— Directions —
Under this task are some entries; return every one of them exactly.

········

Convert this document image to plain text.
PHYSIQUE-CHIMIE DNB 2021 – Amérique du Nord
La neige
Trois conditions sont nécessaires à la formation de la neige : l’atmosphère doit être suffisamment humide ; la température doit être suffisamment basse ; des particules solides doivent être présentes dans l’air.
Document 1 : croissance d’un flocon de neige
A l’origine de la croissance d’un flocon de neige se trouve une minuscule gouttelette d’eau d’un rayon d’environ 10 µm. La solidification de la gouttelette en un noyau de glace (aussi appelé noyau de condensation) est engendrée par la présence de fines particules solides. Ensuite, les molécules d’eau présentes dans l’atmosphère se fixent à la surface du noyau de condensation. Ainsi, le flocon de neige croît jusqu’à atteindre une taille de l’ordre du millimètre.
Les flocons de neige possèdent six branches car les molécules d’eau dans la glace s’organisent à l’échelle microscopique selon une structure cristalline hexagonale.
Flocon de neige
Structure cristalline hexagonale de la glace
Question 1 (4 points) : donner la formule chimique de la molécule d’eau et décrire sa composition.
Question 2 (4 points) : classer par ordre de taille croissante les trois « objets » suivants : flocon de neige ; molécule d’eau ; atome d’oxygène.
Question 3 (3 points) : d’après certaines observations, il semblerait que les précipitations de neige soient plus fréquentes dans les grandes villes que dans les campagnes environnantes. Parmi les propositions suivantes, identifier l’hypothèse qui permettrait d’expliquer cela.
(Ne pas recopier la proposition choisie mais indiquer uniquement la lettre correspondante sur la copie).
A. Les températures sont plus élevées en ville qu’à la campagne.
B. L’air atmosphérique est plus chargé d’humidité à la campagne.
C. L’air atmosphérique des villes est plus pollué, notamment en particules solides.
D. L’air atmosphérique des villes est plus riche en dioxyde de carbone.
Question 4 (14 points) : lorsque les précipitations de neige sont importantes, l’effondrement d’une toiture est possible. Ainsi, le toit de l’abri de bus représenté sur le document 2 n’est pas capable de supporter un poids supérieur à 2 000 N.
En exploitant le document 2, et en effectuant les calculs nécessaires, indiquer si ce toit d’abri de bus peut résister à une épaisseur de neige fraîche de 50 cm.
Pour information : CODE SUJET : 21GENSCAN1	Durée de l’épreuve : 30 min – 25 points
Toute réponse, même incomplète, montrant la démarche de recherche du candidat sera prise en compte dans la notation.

········

— Task answer —
Convert this document image to plain text.
PHYSIQUE-CHIMIE DNB 2021 – Amérique du Nord
La neige
Trois conditions sont nécessaires à la formation de la neige : l’atmosphère doit être suffisamment humide ; la température doit être suffisamment basse ; des particules solides doivent être présentes dans l’air.
Document 1 : croissance d’un flocon de neige
A l’origine de la croissance d’un flocon de neige se trouve une minuscule gouttelette d’eau d’un rayon d’environ 10 µm. La solidification de la gouttelette en un noyau de glace (aussi appelé noyau de condensation) est engendrée par la présence de fines particules solides. Ensuite, les molécules d’eau présentes dans l’atmosphère se fixent à la surface du noyau de condensation. Ainsi, le flocon de neige croît jusqu’à atteindre une taille de l’ordre du millimètre.
Les flocons de neige possèdent six branches car les molécules d’eau dans la glace s’organisent à l’échelle microscopique selon une structure cristalline hexagonale.
Flocon de neige
Structure cristalline hexagonale de la glace
Question 1 (4 points) : donner la formule chimique de la molécule d’eau et décrire sa composition.
Question 2 (4 points) : classer par ordre de taille croissante les trois « objets » suivants : flocon de neige ; molécule d’eau ; atome d’oxygène.
Question 3 (3 points) : d’après certaines observations, il semblerait que les précipitations de neige soient plus fréquentes dans les grandes villes que dans les campagnes environnantes. Parmi les propositions suivantes, identifier l’hypothèse qui permettrait d’expliquer cela.
(Ne pas recopier la proposition choisie mais indiquer uniquement la lettre correspondante sur la copie).
A. Les températures sont plus élevées en ville qu’à la campagne.
B. L’air atmosphérique est plus chargé d’humidité à la campagne.
C. L’air atmosphérique des villes est plus pollué, notamment en particules solides.
D. L’air atmosphérique des villes est plus riche en dioxyde de carbone.
Question 4 (14 points) : lorsque les précipitations de neige sont importantes, l’effondrement d’une toiture est possible. Ainsi, le toit de l’abri de bus représenté sur le document 2 n’est pas capable de supporter un poids supérieur à 2 000 N.
En exploitant le document 2, et en effectuant les calculs nécessaires, indiquer si ce toit d’abri de bus peut résister à une épaisseur de neige fraîche de 50 cm.
Pour information : CODE SUJET : 21GENSCAN1	Durée de l’épreuve : 30 min – 25 points
Toute réponse, même incomplète, montrant la démarche de recherche du candidat sera prise en compte dans la notation.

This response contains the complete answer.